*Short exercise*
Every line below is to be copied exactly, with the pictures left out.

*Information provided*
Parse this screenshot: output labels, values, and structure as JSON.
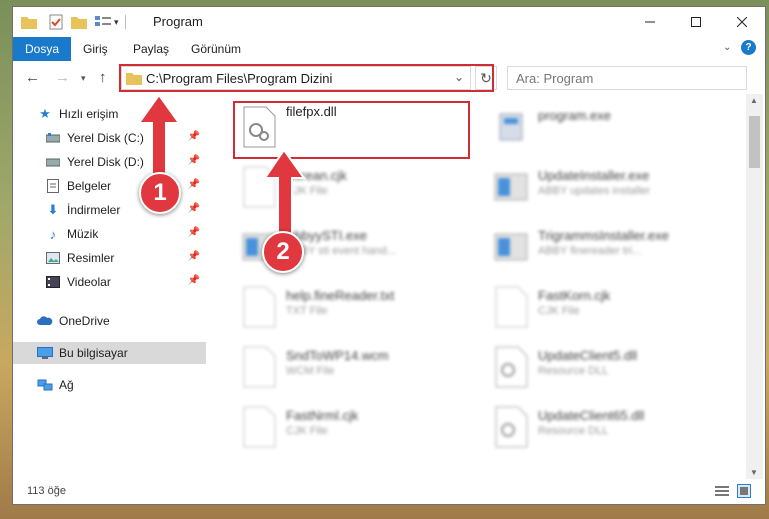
{
  "titlebar": {
    "title": "Program"
  },
  "ribbon": {
    "file_tab": "Dosya",
    "tabs": [
      "Giriş",
      "Paylaş",
      "Görünüm"
    ]
  },
  "address": {
    "path": "C:\\Program Files\\Program Dizini"
  },
  "search": {
    "placeholder": "Ara: Program"
  },
  "sidebar": {
    "quick_access": "Hızlı erişim",
    "items": [
      {
        "label": "Yerel Disk (C:)",
        "icon": "drive-icon"
      },
      {
        "label": "Yerel Disk (D:)",
        "icon": "drive-icon"
      },
      {
        "label": "Belgeler",
        "icon": "documents-icon"
      },
      {
        "label": "İndirmeler",
        "icon": "download-icon"
      },
      {
        "label": "Müzik",
        "icon": "music-icon"
      },
      {
        "label": "Resimler",
        "icon": "pictures-icon"
      },
      {
        "label": "Videolar",
        "icon": "videos-icon"
      }
    ],
    "onedrive": "OneDrive",
    "this_pc": "Bu bilgisayar",
    "network": "Ağ"
  },
  "files": {
    "left": [
      {
        "name": "filefpx.dll",
        "type": ""
      },
      {
        "name": "Screan.cjk",
        "type": "CJK File"
      },
      {
        "name": "AbbyySTI.exe",
        "type": "ABBY sti event hand..."
      },
      {
        "name": "help.fineReader.txt",
        "type": "TXT File"
      },
      {
        "name": "SndToWP14.wcm",
        "type": "WCM File"
      },
      {
        "name": "FastNrml.cjk",
        "type": "CJK File"
      }
    ],
    "right": [
      {
        "name": "program.exe",
        "type": ""
      },
      {
        "name": "UpdateInstaller.exe",
        "type": "ABBY updates installer"
      },
      {
        "name": "TrigrammsInstaller.exe",
        "type": "ABBY finereader tri..."
      },
      {
        "name": "FastKorn.cjk",
        "type": "CJK File"
      },
      {
        "name": "UpdateClient5.dll",
        "type": "Resource DLL"
      },
      {
        "name": "UpdateClient65.dll",
        "type": "Resource DLL"
      }
    ]
  },
  "status": {
    "count": "113 öğe"
  },
  "annotations": {
    "badge1": "1",
    "badge2": "2"
  },
  "colors": {
    "accent": "#1979ca",
    "highlight": "#d12b34",
    "badge": "#e0383e"
  }
}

*Solution*
Parse this screenshot: output labels, values, and structure as JSON.
{
  "titlebar": {
    "title": "Program"
  },
  "ribbon": {
    "file_tab": "Dosya",
    "tabs": [
      "Giriş",
      "Paylaş",
      "Görünüm"
    ]
  },
  "address": {
    "path": "C:\\Program Files\\Program Dizini"
  },
  "search": {
    "placeholder": "Ara: Program"
  },
  "sidebar": {
    "quick_access": "Hızlı erişim",
    "items": [
      {
        "label": "Yerel Disk (C:)",
        "icon": "drive-icon"
      },
      {
        "label": "Yerel Disk (D:)",
        "icon": "drive-icon"
      },
      {
        "label": "Belgeler",
        "icon": "documents-icon"
      },
      {
        "label": "İndirmeler",
        "icon": "download-icon"
      },
      {
        "label": "Müzik",
        "icon": "music-icon"
      },
      {
        "label": "Resimler",
        "icon": "pictures-icon"
      },
      {
        "label": "Videolar",
        "icon": "videos-icon"
      }
    ],
    "onedrive": "OneDrive",
    "this_pc": "Bu bilgisayar",
    "network": "Ağ"
  },
  "files": {
    "left": [
      {
        "name": "filefpx.dll",
        "type": ""
      },
      {
        "name": "Screan.cjk",
        "type": "CJK File"
      },
      {
        "name": "AbbyySTI.exe",
        "type": "ABBY sti event hand..."
      },
      {
        "name": "help.fineReader.txt",
        "type": "TXT File"
      },
      {
        "name": "SndToWP14.wcm",
        "type": "WCM File"
      },
      {
        "name": "FastNrml.cjk",
        "type": "CJK File"
      }
    ],
    "right": [
      {
        "name": "program.exe",
        "type": ""
      },
      {
        "name": "UpdateInstaller.exe",
        "type": "ABBY updates installer"
      },
      {
        "name": "TrigrammsInstaller.exe",
        "type": "ABBY finereader tri..."
      },
      {
        "name": "FastKorn.cjk",
        "type": "CJK File"
      },
      {
        "name": "UpdateClient5.dll",
        "type": "Resource DLL"
      },
      {
        "name": "UpdateClient65.dll",
        "type": "Resource DLL"
      }
    ]
  },
  "status": {
    "count": "113 öğe"
  },
  "annotations": {
    "badge1": "1",
    "badge2": "2"
  },
  "colors": {
    "accent": "#1979ca",
    "highlight": "#d12b34",
    "badge": "#e0383e"
  }
}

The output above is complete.